● **Exercise task**: Reproduce the listing word for word, leaving every picture behind.

Records that describe figures
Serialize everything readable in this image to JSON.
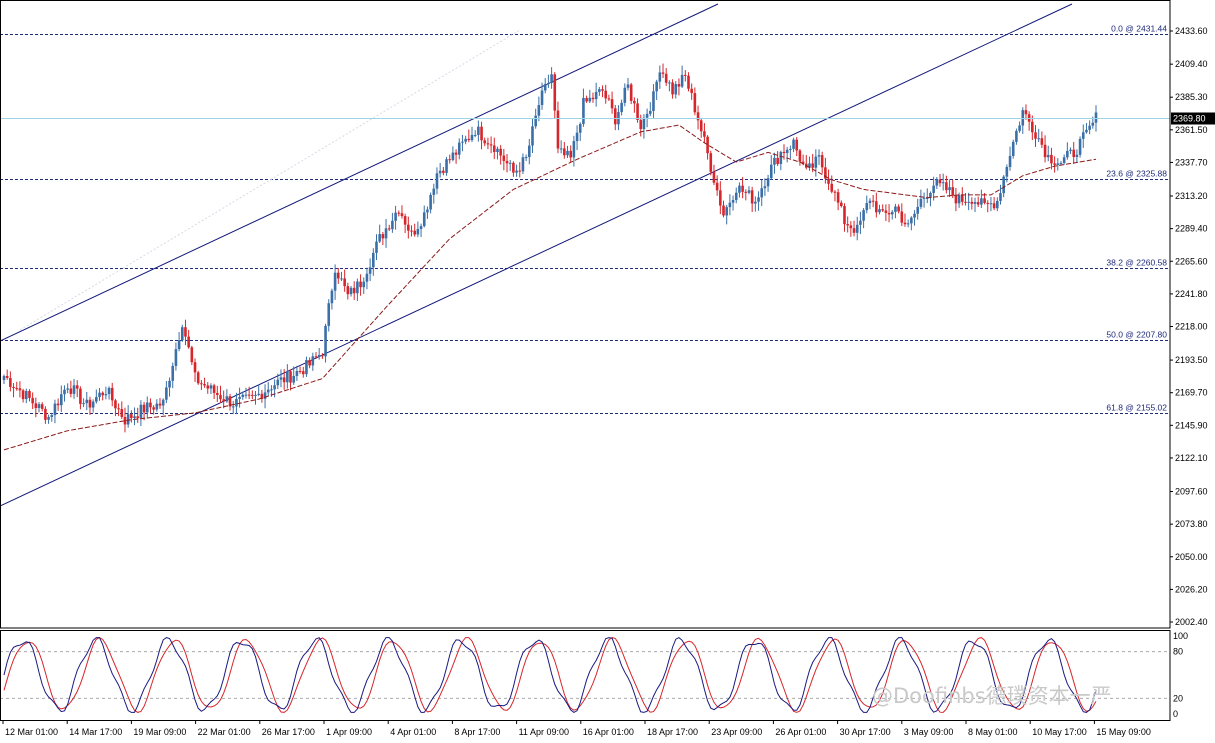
{
  "chart_data": {
    "type": "candlestick",
    "symbol_context": "Gold price, H4 candles with moving average, Fibonacci retracement, trend channel and stochastic oscillator",
    "y_ticks": [
      "2433.60",
      "2409.40",
      "2385.30",
      "2361.50",
      "2337.70",
      "2313.20",
      "2289.40",
      "2265.60",
      "2241.80",
      "2218.00",
      "2193.50",
      "2169.70",
      "2145.90",
      "2122.10",
      "2097.60",
      "2073.80",
      "2050.00",
      "2026.20",
      "2002.40"
    ],
    "ylim": [
      2002.4,
      2433.6
    ],
    "last_price": "2369.80",
    "x_ticks": [
      "12 Mar 01:00",
      "14 Mar 17:00",
      "19 Mar 09:00",
      "22 Mar 01:00",
      "26 Mar 17:00",
      "1 Apr 09:00",
      "4 Apr 01:00",
      "8 Apr 17:00",
      "11 Apr 09:00",
      "16 Apr 01:00",
      "18 Apr 17:00",
      "23 Apr 09:00",
      "26 Apr 01:00",
      "30 Apr 17:00",
      "3 May 09:00",
      "8 May 01:00",
      "10 May 17:00",
      "15 May 09:00"
    ],
    "fib_levels": [
      {
        "label": "0.0 @ 2431.44",
        "value": 2431.44
      },
      {
        "label": "23.6 @ 2325.88",
        "value": 2325.88
      },
      {
        "label": "38.2 @ 2260.58",
        "value": 2260.58
      },
      {
        "label": "50.0 @ 2207.80",
        "value": 2207.8
      },
      {
        "label": "61.8 @ 2155.02",
        "value": 2155.02
      }
    ],
    "anchors": [
      [
        0,
        2182
      ],
      [
        8,
        2165
      ],
      [
        14,
        2152
      ],
      [
        20,
        2176
      ],
      [
        26,
        2160
      ],
      [
        32,
        2172
      ],
      [
        38,
        2150
      ],
      [
        44,
        2158
      ],
      [
        50,
        2162
      ],
      [
        56,
        2222
      ],
      [
        60,
        2180
      ],
      [
        66,
        2170
      ],
      [
        72,
        2162
      ],
      [
        78,
        2165
      ],
      [
        84,
        2175
      ],
      [
        90,
        2182
      ],
      [
        96,
        2190
      ],
      [
        100,
        2200
      ],
      [
        104,
        2262
      ],
      [
        108,
        2240
      ],
      [
        112,
        2250
      ],
      [
        118,
        2282
      ],
      [
        124,
        2305
      ],
      [
        128,
        2285
      ],
      [
        132,
        2300
      ],
      [
        136,
        2330
      ],
      [
        142,
        2345
      ],
      [
        148,
        2362
      ],
      [
        154,
        2350
      ],
      [
        160,
        2330
      ],
      [
        164,
        2340
      ],
      [
        168,
        2380
      ],
      [
        172,
        2402
      ],
      [
        174,
        2345
      ],
      [
        178,
        2340
      ],
      [
        182,
        2380
      ],
      [
        188,
        2390
      ],
      [
        192,
        2370
      ],
      [
        196,
        2393
      ],
      [
        200,
        2365
      ],
      [
        204,
        2385
      ],
      [
        206,
        2408
      ],
      [
        210,
        2390
      ],
      [
        214,
        2400
      ],
      [
        218,
        2370
      ],
      [
        222,
        2335
      ],
      [
        226,
        2300
      ],
      [
        230,
        2320
      ],
      [
        236,
        2310
      ],
      [
        240,
        2330
      ],
      [
        244,
        2345
      ],
      [
        248,
        2352
      ],
      [
        252,
        2330
      ],
      [
        256,
        2340
      ],
      [
        260,
        2320
      ],
      [
        264,
        2295
      ],
      [
        268,
        2288
      ],
      [
        272,
        2312
      ],
      [
        276,
        2298
      ],
      [
        280,
        2305
      ],
      [
        284,
        2290
      ],
      [
        288,
        2310
      ],
      [
        292,
        2322
      ],
      [
        296,
        2318
      ],
      [
        300,
        2310
      ],
      [
        304,
        2312
      ],
      [
        308,
        2305
      ],
      [
        312,
        2310
      ],
      [
        316,
        2345
      ],
      [
        320,
        2375
      ],
      [
        324,
        2360
      ],
      [
        328,
        2342
      ],
      [
        332,
        2338
      ],
      [
        336,
        2345
      ],
      [
        340,
        2358
      ],
      [
        343,
        2370
      ]
    ],
    "ma_series": [
      [
        0,
        2128
      ],
      [
        20,
        2142
      ],
      [
        40,
        2150
      ],
      [
        60,
        2155
      ],
      [
        80,
        2165
      ],
      [
        100,
        2180
      ],
      [
        120,
        2232
      ],
      [
        140,
        2282
      ],
      [
        160,
        2318
      ],
      [
        180,
        2340
      ],
      [
        200,
        2360
      ],
      [
        212,
        2365
      ],
      [
        220,
        2352
      ],
      [
        230,
        2338
      ],
      [
        240,
        2345
      ],
      [
        250,
        2338
      ],
      [
        260,
        2325
      ],
      [
        270,
        2318
      ],
      [
        280,
        2315
      ],
      [
        290,
        2312
      ],
      [
        300,
        2314
      ],
      [
        310,
        2314
      ],
      [
        320,
        2328
      ],
      [
        330,
        2335
      ],
      [
        343,
        2340
      ]
    ],
    "stochastic": {
      "levels": [
        "100",
        "80",
        "20",
        "0"
      ],
      "cycle_length": 23
    }
  },
  "watermark": "@Doofinbs德璞资本一严",
  "colors": {
    "bull": "#3a6fa8",
    "bear": "#d6262b",
    "fib_line": "#1f2a7a",
    "channel": "#13197a",
    "ma": "#8b1a1a",
    "last_price_line": "#9fd4e8",
    "stoch_main": "#1a1a80",
    "stoch_signal": "#d6262b"
  }
}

● **Written solution**:
Serialize everything readable in this image to JSON.
{
  "chart_data": {
    "type": "candlestick",
    "symbol_context": "Gold price, H4 candles with moving average, Fibonacci retracement, trend channel and stochastic oscillator",
    "y_ticks": [
      "2433.60",
      "2409.40",
      "2385.30",
      "2361.50",
      "2337.70",
      "2313.20",
      "2289.40",
      "2265.60",
      "2241.80",
      "2218.00",
      "2193.50",
      "2169.70",
      "2145.90",
      "2122.10",
      "2097.60",
      "2073.80",
      "2050.00",
      "2026.20",
      "2002.40"
    ],
    "ylim": [
      2002.4,
      2433.6
    ],
    "last_price": "2369.80",
    "x_ticks": [
      "12 Mar 01:00",
      "14 Mar 17:00",
      "19 Mar 09:00",
      "22 Mar 01:00",
      "26 Mar 17:00",
      "1 Apr 09:00",
      "4 Apr 01:00",
      "8 Apr 17:00",
      "11 Apr 09:00",
      "16 Apr 01:00",
      "18 Apr 17:00",
      "23 Apr 09:00",
      "26 Apr 01:00",
      "30 Apr 17:00",
      "3 May 09:00",
      "8 May 01:00",
      "10 May 17:00",
      "15 May 09:00"
    ],
    "fib_levels": [
      {
        "label": "0.0 @ 2431.44",
        "value": 2431.44
      },
      {
        "label": "23.6 @ 2325.88",
        "value": 2325.88
      },
      {
        "label": "38.2 @ 2260.58",
        "value": 2260.58
      },
      {
        "label": "50.0 @ 2207.80",
        "value": 2207.8
      },
      {
        "label": "61.8 @ 2155.02",
        "value": 2155.02
      }
    ],
    "anchors": [
      [
        0,
        2182
      ],
      [
        8,
        2165
      ],
      [
        14,
        2152
      ],
      [
        20,
        2176
      ],
      [
        26,
        2160
      ],
      [
        32,
        2172
      ],
      [
        38,
        2150
      ],
      [
        44,
        2158
      ],
      [
        50,
        2162
      ],
      [
        56,
        2222
      ],
      [
        60,
        2180
      ],
      [
        66,
        2170
      ],
      [
        72,
        2162
      ],
      [
        78,
        2165
      ],
      [
        84,
        2175
      ],
      [
        90,
        2182
      ],
      [
        96,
        2190
      ],
      [
        100,
        2200
      ],
      [
        104,
        2262
      ],
      [
        108,
        2240
      ],
      [
        112,
        2250
      ],
      [
        118,
        2282
      ],
      [
        124,
        2305
      ],
      [
        128,
        2285
      ],
      [
        132,
        2300
      ],
      [
        136,
        2330
      ],
      [
        142,
        2345
      ],
      [
        148,
        2362
      ],
      [
        154,
        2350
      ],
      [
        160,
        2330
      ],
      [
        164,
        2340
      ],
      [
        168,
        2380
      ],
      [
        172,
        2402
      ],
      [
        174,
        2345
      ],
      [
        178,
        2340
      ],
      [
        182,
        2380
      ],
      [
        188,
        2390
      ],
      [
        192,
        2370
      ],
      [
        196,
        2393
      ],
      [
        200,
        2365
      ],
      [
        204,
        2385
      ],
      [
        206,
        2408
      ],
      [
        210,
        2390
      ],
      [
        214,
        2400
      ],
      [
        218,
        2370
      ],
      [
        222,
        2335
      ],
      [
        226,
        2300
      ],
      [
        230,
        2320
      ],
      [
        236,
        2310
      ],
      [
        240,
        2330
      ],
      [
        244,
        2345
      ],
      [
        248,
        2352
      ],
      [
        252,
        2330
      ],
      [
        256,
        2340
      ],
      [
        260,
        2320
      ],
      [
        264,
        2295
      ],
      [
        268,
        2288
      ],
      [
        272,
        2312
      ],
      [
        276,
        2298
      ],
      [
        280,
        2305
      ],
      [
        284,
        2290
      ],
      [
        288,
        2310
      ],
      [
        292,
        2322
      ],
      [
        296,
        2318
      ],
      [
        300,
        2310
      ],
      [
        304,
        2312
      ],
      [
        308,
        2305
      ],
      [
        312,
        2310
      ],
      [
        316,
        2345
      ],
      [
        320,
        2375
      ],
      [
        324,
        2360
      ],
      [
        328,
        2342
      ],
      [
        332,
        2338
      ],
      [
        336,
        2345
      ],
      [
        340,
        2358
      ],
      [
        343,
        2370
      ]
    ],
    "ma_series": [
      [
        0,
        2128
      ],
      [
        20,
        2142
      ],
      [
        40,
        2150
      ],
      [
        60,
        2155
      ],
      [
        80,
        2165
      ],
      [
        100,
        2180
      ],
      [
        120,
        2232
      ],
      [
        140,
        2282
      ],
      [
        160,
        2318
      ],
      [
        180,
        2340
      ],
      [
        200,
        2360
      ],
      [
        212,
        2365
      ],
      [
        220,
        2352
      ],
      [
        230,
        2338
      ],
      [
        240,
        2345
      ],
      [
        250,
        2338
      ],
      [
        260,
        2325
      ],
      [
        270,
        2318
      ],
      [
        280,
        2315
      ],
      [
        290,
        2312
      ],
      [
        300,
        2314
      ],
      [
        310,
        2314
      ],
      [
        320,
        2328
      ],
      [
        330,
        2335
      ],
      [
        343,
        2340
      ]
    ],
    "stochastic": {
      "levels": [
        "100",
        "80",
        "20",
        "0"
      ],
      "cycle_length": 23
    }
  },
  "watermark": "@Doofinbs德璞资本一严",
  "colors": {
    "bull": "#3a6fa8",
    "bear": "#d6262b",
    "fib_line": "#1f2a7a",
    "channel": "#13197a",
    "ma": "#8b1a1a",
    "last_price_line": "#9fd4e8",
    "stoch_main": "#1a1a80",
    "stoch_signal": "#d6262b"
  }
}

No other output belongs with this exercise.